• _RECORDS PROVIDED_:
============
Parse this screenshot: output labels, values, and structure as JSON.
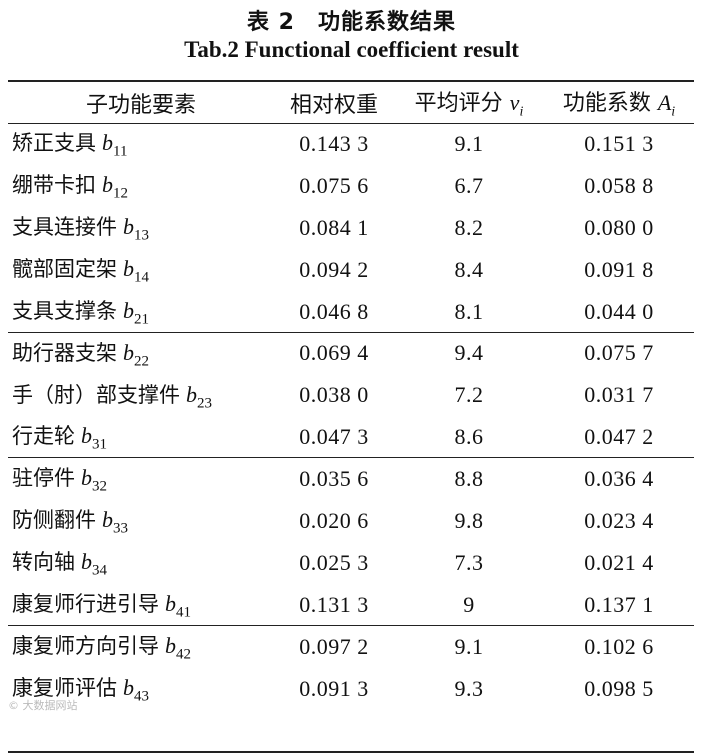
{
  "title_cn": "表 2　功能系数结果",
  "title_en": "Tab.2 Functional coefficient result",
  "headers": {
    "element": "子功能要素",
    "weight": "相对权重",
    "score": "平均评分",
    "score_var": "v",
    "score_sub": "i",
    "coef": "功能系数",
    "coef_var": "A",
    "coef_sub": "i"
  },
  "groups": [
    [
      {
        "name": "矫正支具",
        "code": "b",
        "sub": "11",
        "weight": "0.143 3",
        "score": "9.1",
        "coef": "0.151 3"
      },
      {
        "name": "绷带卡扣",
        "code": "b",
        "sub": "12",
        "weight": "0.075 6",
        "score": "6.7",
        "coef": "0.058 8"
      },
      {
        "name": "支具连接件",
        "code": "b",
        "sub": "13",
        "weight": "0.084 1",
        "score": "8.2",
        "coef": "0.080 0"
      },
      {
        "name": "髋部固定架",
        "code": "b",
        "sub": "14",
        "weight": "0.094 2",
        "score": "8.4",
        "coef": "0.091 8"
      }
    ],
    [
      {
        "name": "支具支撑条",
        "code": "b",
        "sub": "21",
        "weight": "0.046 8",
        "score": "8.1",
        "coef": "0.044 0"
      },
      {
        "name": "助行器支架",
        "code": "b",
        "sub": "22",
        "weight": "0.069 4",
        "score": "9.4",
        "coef": "0.075 7"
      },
      {
        "name": "手（肘）部支撑件",
        "code": "b",
        "sub": "23",
        "weight": "0.038 0",
        "score": "7.2",
        "coef": "0.031 7"
      }
    ],
    [
      {
        "name": "行走轮",
        "code": "b",
        "sub": "31",
        "weight": "0.047 3",
        "score": "8.6",
        "coef": "0.047 2"
      },
      {
        "name": "驻停件",
        "code": "b",
        "sub": "32",
        "weight": "0.035 6",
        "score": "8.8",
        "coef": "0.036 4"
      },
      {
        "name": "防侧翻件",
        "code": "b",
        "sub": "33",
        "weight": "0.020 6",
        "score": "9.8",
        "coef": "0.023 4"
      },
      {
        "name": "转向轴",
        "code": "b",
        "sub": "34",
        "weight": "0.025 3",
        "score": "7.3",
        "coef": "0.021 4"
      }
    ],
    [
      {
        "name": "康复师行进引导",
        "code": "b",
        "sub": "41",
        "weight": "0.131 3",
        "score": "9",
        "coef": "0.137 1"
      },
      {
        "name": "康复师方向引导",
        "code": "b",
        "sub": "42",
        "weight": "0.097 2",
        "score": "9.1",
        "coef": "0.102 6"
      },
      {
        "name": "康复师评估",
        "code": "b",
        "sub": "43",
        "weight": "0.091 3",
        "score": "9.3",
        "coef": "0.098 5"
      }
    ]
  ],
  "watermark": "© 大数据网站"
}
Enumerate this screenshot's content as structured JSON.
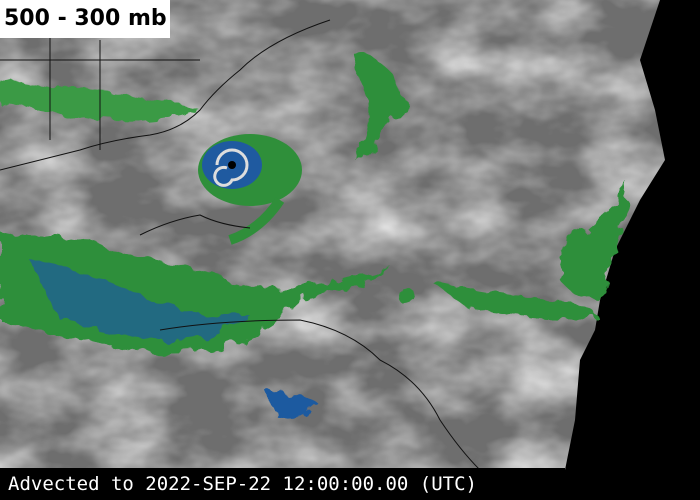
{
  "title": "500 - 300 mb",
  "footer": "Advected to 2022-SEP-22 12:00:00.00 (UTC)"
}
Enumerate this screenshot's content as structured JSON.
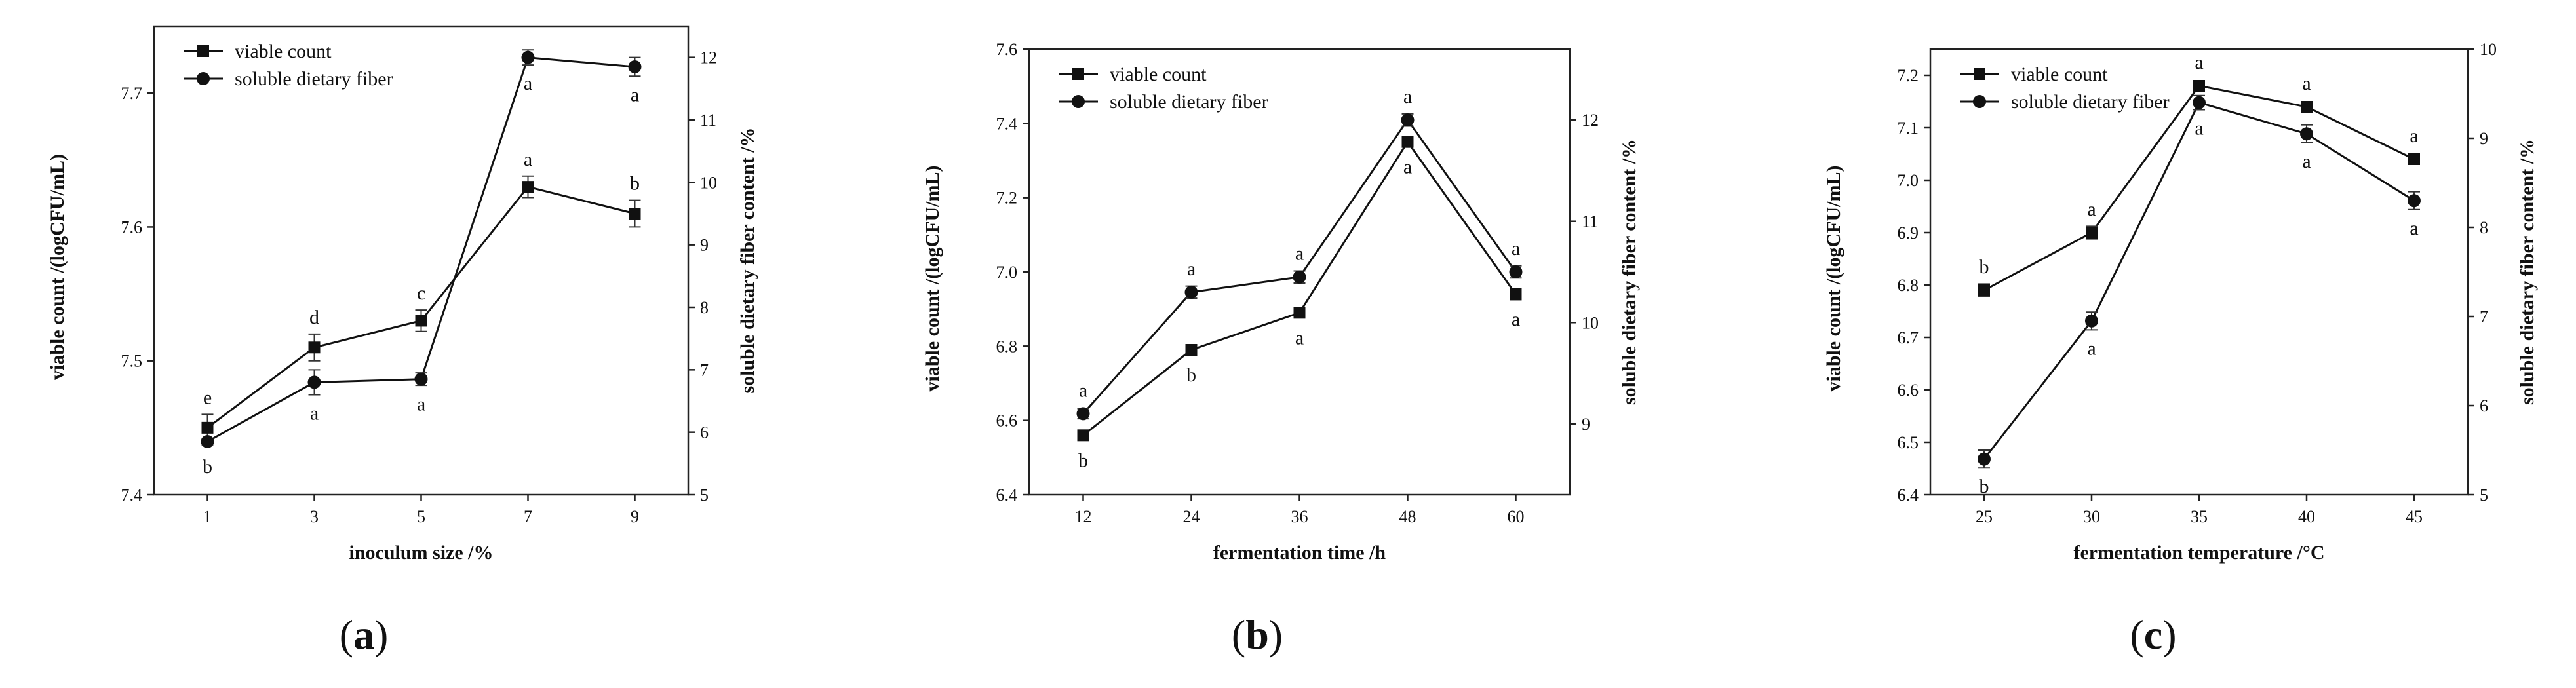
{
  "chart_data": [
    {
      "type": "line",
      "panel_label": "a",
      "xlabel": "inoculum size /%",
      "ylabel_left": "viable count /(logCFU/mL)",
      "ylabel_right": "soluble dietary fiber content /%",
      "x": [
        1,
        3,
        5,
        7,
        9
      ],
      "xlim": [
        0,
        10
      ],
      "ylim_left": [
        7.4,
        7.75
      ],
      "yticks_left": [
        7.4,
        7.5,
        7.6,
        7.7
      ],
      "ylim_right": [
        5,
        12.5
      ],
      "yticks_right": [
        5,
        6,
        7,
        8,
        9,
        10,
        11,
        12
      ],
      "legend_position": "top-left",
      "series": [
        {
          "name": "viable count",
          "axis": "left",
          "marker": "square",
          "values": [
            7.45,
            7.51,
            7.53,
            7.63,
            7.61
          ],
          "errors": [
            0.01,
            0.01,
            0.008,
            0.008,
            0.01
          ],
          "letters": [
            "e",
            "d",
            "c",
            "a",
            "b"
          ],
          "letter_side": [
            "above",
            "above",
            "above",
            "above",
            "above"
          ]
        },
        {
          "name": "soluble dietary fiber",
          "axis": "right",
          "marker": "circle",
          "values": [
            5.85,
            6.8,
            6.85,
            12.0,
            11.85
          ],
          "errors": [
            0.05,
            0.2,
            0.1,
            0.12,
            0.15
          ],
          "letters": [
            "b",
            "a",
            "a",
            "a",
            "a"
          ],
          "letter_side": [
            "below",
            "below",
            "below",
            "below",
            "below"
          ]
        }
      ]
    },
    {
      "type": "line",
      "panel_label": "b",
      "xlabel": "fermentation time /h",
      "ylabel_left": "viable count /(logCFU/mL)",
      "ylabel_right": "soluble dietary fiber content /%",
      "x": [
        12,
        24,
        36,
        48,
        60
      ],
      "xlim": [
        6,
        66
      ],
      "ylim_left": [
        6.4,
        7.6
      ],
      "yticks_left": [
        6.4,
        6.6,
        6.8,
        7.0,
        7.2,
        7.4,
        7.6
      ],
      "ylim_right": [
        8.3,
        12.7
      ],
      "yticks_right": [
        9,
        10,
        11,
        12
      ],
      "legend_position": "top-left",
      "series": [
        {
          "name": "viable count",
          "axis": "left",
          "marker": "square",
          "values": [
            6.56,
            6.79,
            6.89,
            7.35,
            6.94
          ],
          "errors": [
            0.012,
            0.012,
            0.012,
            0.012,
            0.015
          ],
          "letters": [
            "b",
            "b",
            "a",
            "a",
            "a"
          ],
          "letter_side": [
            "below",
            "below",
            "below",
            "below",
            "below"
          ]
        },
        {
          "name": "soluble dietary fiber",
          "axis": "right",
          "marker": "circle",
          "values": [
            9.1,
            10.3,
            10.45,
            12.0,
            10.5
          ],
          "errors": [
            0.05,
            0.06,
            0.06,
            0.06,
            0.06
          ],
          "letters": [
            "a",
            "a",
            "a",
            "a",
            "a"
          ],
          "letter_side": [
            "above",
            "above",
            "above",
            "above",
            "above"
          ]
        }
      ]
    },
    {
      "type": "line",
      "panel_label": "c",
      "xlabel": "fermentation temperature /°C",
      "ylabel_left": "viable count /(logCFU/mL)",
      "ylabel_right": "soluble dietary fiber content /%",
      "x": [
        25,
        30,
        35,
        40,
        45
      ],
      "xlim": [
        22.5,
        47.5
      ],
      "ylim_left": [
        6.4,
        7.25
      ],
      "yticks_left": [
        6.4,
        6.5,
        6.6,
        6.7,
        6.8,
        6.9,
        7.0,
        7.1,
        7.2
      ],
      "ylim_right": [
        5,
        10
      ],
      "yticks_right": [
        5,
        6,
        7,
        8,
        9,
        10
      ],
      "legend_position": "top-left",
      "series": [
        {
          "name": "viable count",
          "axis": "left",
          "marker": "square",
          "values": [
            6.79,
            6.9,
            7.18,
            7.14,
            7.04
          ],
          "errors": [
            0.012,
            0.012,
            0.01,
            0.01,
            0.01
          ],
          "letters": [
            "b",
            "a",
            "a",
            "a",
            "a"
          ],
          "letter_side": [
            "above",
            "above",
            "above",
            "above",
            "above"
          ]
        },
        {
          "name": "soluble dietary fiber",
          "axis": "right",
          "marker": "circle",
          "values": [
            5.4,
            6.95,
            9.4,
            9.05,
            8.3
          ],
          "errors": [
            0.1,
            0.1,
            0.08,
            0.1,
            0.1
          ],
          "letters": [
            "b",
            "a",
            "a",
            "a",
            "a"
          ],
          "letter_side": [
            "below",
            "below",
            "below",
            "below",
            "below"
          ]
        }
      ]
    }
  ]
}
============
• _JOB_:
Without the pictures, print the records in full, exactly as they appear.

• _OUTPUT BELOW_:
Parse this screenshot: output labels, values, and structure as JSON.
{
  "title_cn": "表 2　功能系数结果",
  "title_en": "Tab.2 Functional coefficient result",
  "headers": {
    "element": "子功能要素",
    "weight": "相对权重",
    "score": "平均评分",
    "score_var": "v",
    "score_sub": "i",
    "coef": "功能系数",
    "coef_var": "A",
    "coef_sub": "i"
  },
  "groups": [
    [
      {
        "name": "矫正支具",
        "code": "b",
        "sub": "11",
        "weight": "0.143 3",
        "score": "9.1",
        "coef": "0.151 3"
      },
      {
        "name": "绷带卡扣",
        "code": "b",
        "sub": "12",
        "weight": "0.075 6",
        "score": "6.7",
        "coef": "0.058 8"
      },
      {
        "name": "支具连接件",
        "code": "b",
        "sub": "13",
        "weight": "0.084 1",
        "score": "8.2",
        "coef": "0.080 0"
      },
      {
        "name": "髋部固定架",
        "code": "b",
        "sub": "14",
        "weight": "0.094 2",
        "score": "8.4",
        "coef": "0.091 8"
      }
    ],
    [
      {
        "name": "支具支撑条",
        "code": "b",
        "sub": "21",
        "weight": "0.046 8",
        "score": "8.1",
        "coef": "0.044 0"
      },
      {
        "name": "助行器支架",
        "code": "b",
        "sub": "22",
        "weight": "0.069 4",
        "score": "9.4",
        "coef": "0.075 7"
      },
      {
        "name": "手（肘）部支撑件",
        "code": "b",
        "sub": "23",
        "weight": "0.038 0",
        "score": "7.2",
        "coef": "0.031 7"
      }
    ],
    [
      {
        "name": "行走轮",
        "code": "b",
        "sub": "31",
        "weight": "0.047 3",
        "score": "8.6",
        "coef": "0.047 2"
      },
      {
        "name": "驻停件",
        "code": "b",
        "sub": "32",
        "weight": "0.035 6",
        "score": "8.8",
        "coef": "0.036 4"
      },
      {
        "name": "防侧翻件",
        "code": "b",
        "sub": "33",
        "weight": "0.020 6",
        "score": "9.8",
        "coef": "0.023 4"
      },
      {
        "name": "转向轴",
        "code": "b",
        "sub": "34",
        "weight": "0.025 3",
        "score": "7.3",
        "coef": "0.021 4"
      }
    ],
    [
      {
        "name": "康复师行进引导",
        "code": "b",
        "sub": "41",
        "weight": "0.131 3",
        "score": "9",
        "coef": "0.137 1"
      },
      {
        "name": "康复师方向引导",
        "code": "b",
        "sub": "42",
        "weight": "0.097 2",
        "score": "9.1",
        "coef": "0.102 6"
      },
      {
        "name": "康复师评估",
        "code": "b",
        "sub": "43",
        "weight": "0.091 3",
        "score": "9.3",
        "coef": "0.098 5"
      }
    ]
  ],
  "watermark": "© 大数据网站"
}
Enumerate this screenshot's content as structured JSON.
{
  "title": "500 - 300 mb",
  "footer": "Advected to 2022-SEP-22 12:00:00.00 (UTC)"
}
Enumerate this screenshot's content as structured JSON.
{
  "chart_data": [
    {
      "type": "line",
      "panel_label": "a",
      "xlabel": "inoculum size /%",
      "ylabel_left": "viable count /(logCFU/mL)",
      "ylabel_right": "soluble dietary fiber content /%",
      "x": [
        1,
        3,
        5,
        7,
        9
      ],
      "xlim": [
        0,
        10
      ],
      "ylim_left": [
        7.4,
        7.75
      ],
      "yticks_left": [
        7.4,
        7.5,
        7.6,
        7.7
      ],
      "ylim_right": [
        5,
        12.5
      ],
      "yticks_right": [
        5,
        6,
        7,
        8,
        9,
        10,
        11,
        12
      ],
      "legend_position": "top-left",
      "series": [
        {
          "name": "viable count",
          "axis": "left",
          "marker": "square",
          "values": [
            7.45,
            7.51,
            7.53,
            7.63,
            7.61
          ],
          "errors": [
            0.01,
            0.01,
            0.008,
            0.008,
            0.01
          ],
          "letters": [
            "e",
            "d",
            "c",
            "a",
            "b"
          ],
          "letter_side": [
            "above",
            "above",
            "above",
            "above",
            "above"
          ]
        },
        {
          "name": "soluble dietary fiber",
          "axis": "right",
          "marker": "circle",
          "values": [
            5.85,
            6.8,
            6.85,
            12.0,
            11.85
          ],
          "errors": [
            0.05,
            0.2,
            0.1,
            0.12,
            0.15
          ],
          "letters": [
            "b",
            "a",
            "a",
            "a",
            "a"
          ],
          "letter_side": [
            "below",
            "below",
            "below",
            "below",
            "below"
          ]
        }
      ]
    },
    {
      "type": "line",
      "panel_label": "b",
      "xlabel": "fermentation time /h",
      "ylabel_left": "viable count /(logCFU/mL)",
      "ylabel_right": "soluble dietary fiber content /%",
      "x": [
        12,
        24,
        36,
        48,
        60
      ],
      "xlim": [
        6,
        66
      ],
      "ylim_left": [
        6.4,
        7.6
      ],
      "yticks_left": [
        6.4,
        6.6,
        6.8,
        7.0,
        7.2,
        7.4,
        7.6
      ],
      "ylim_right": [
        8.3,
        12.7
      ],
      "yticks_right": [
        9,
        10,
        11,
        12
      ],
      "legend_position": "top-left",
      "series": [
        {
          "name": "viable count",
          "axis": "left",
          "marker": "square",
          "values": [
            6.56,
            6.79,
            6.89,
            7.35,
            6.94
          ],
          "errors": [
            0.012,
            0.012,
            0.012,
            0.012,
            0.015
          ],
          "letters": [
            "b",
            "b",
            "a",
            "a",
            "a"
          ],
          "letter_side": [
            "below",
            "below",
            "below",
            "below",
            "below"
          ]
        },
        {
          "name": "soluble dietary fiber",
          "axis": "right",
          "marker": "circle",
          "values": [
            9.1,
            10.3,
            10.45,
            12.0,
            10.5
          ],
          "errors": [
            0.05,
            0.06,
            0.06,
            0.06,
            0.06
          ],
          "letters": [
            "a",
            "a",
            "a",
            "a",
            "a"
          ],
          "letter_side": [
            "above",
            "above",
            "above",
            "above",
            "above"
          ]
        }
      ]
    },
    {
      "type": "line",
      "panel_label": "c",
      "xlabel": "fermentation temperature /°C",
      "ylabel_left": "viable count /(logCFU/mL)",
      "ylabel_right": "soluble dietary fiber content /%",
      "x": [
        25,
        30,
        35,
        40,
        45
      ],
      "xlim": [
        22.5,
        47.5
      ],
      "ylim_left": [
        6.4,
        7.25
      ],
      "yticks_left": [
        6.4,
        6.5,
        6.6,
        6.7,
        6.8,
        6.9,
        7.0,
        7.1,
        7.2
      ],
      "ylim_right": [
        5,
        10
      ],
      "yticks_right": [
        5,
        6,
        7,
        8,
        9,
        10
      ],
      "legend_position": "top-left",
      "series": [
        {
          "name": "viable count",
          "axis": "left",
          "marker": "square",
          "values": [
            6.79,
            6.9,
            7.18,
            7.14,
            7.04
          ],
          "errors": [
            0.012,
            0.012,
            0.01,
            0.01,
            0.01
          ],
          "letters": [
            "b",
            "a",
            "a",
            "a",
            "a"
          ],
          "letter_side": [
            "above",
            "above",
            "above",
            "above",
            "above"
          ]
        },
        {
          "name": "soluble dietary fiber",
          "axis": "right",
          "marker": "circle",
          "values": [
            5.4,
            6.95,
            9.4,
            9.05,
            8.3
          ],
          "errors": [
            0.1,
            0.1,
            0.08,
            0.1,
            0.1
          ],
          "letters": [
            "b",
            "a",
            "a",
            "a",
            "a"
          ],
          "letter_side": [
            "below",
            "below",
            "below",
            "below",
            "below"
          ]
        }
      ]
    }
  ]
}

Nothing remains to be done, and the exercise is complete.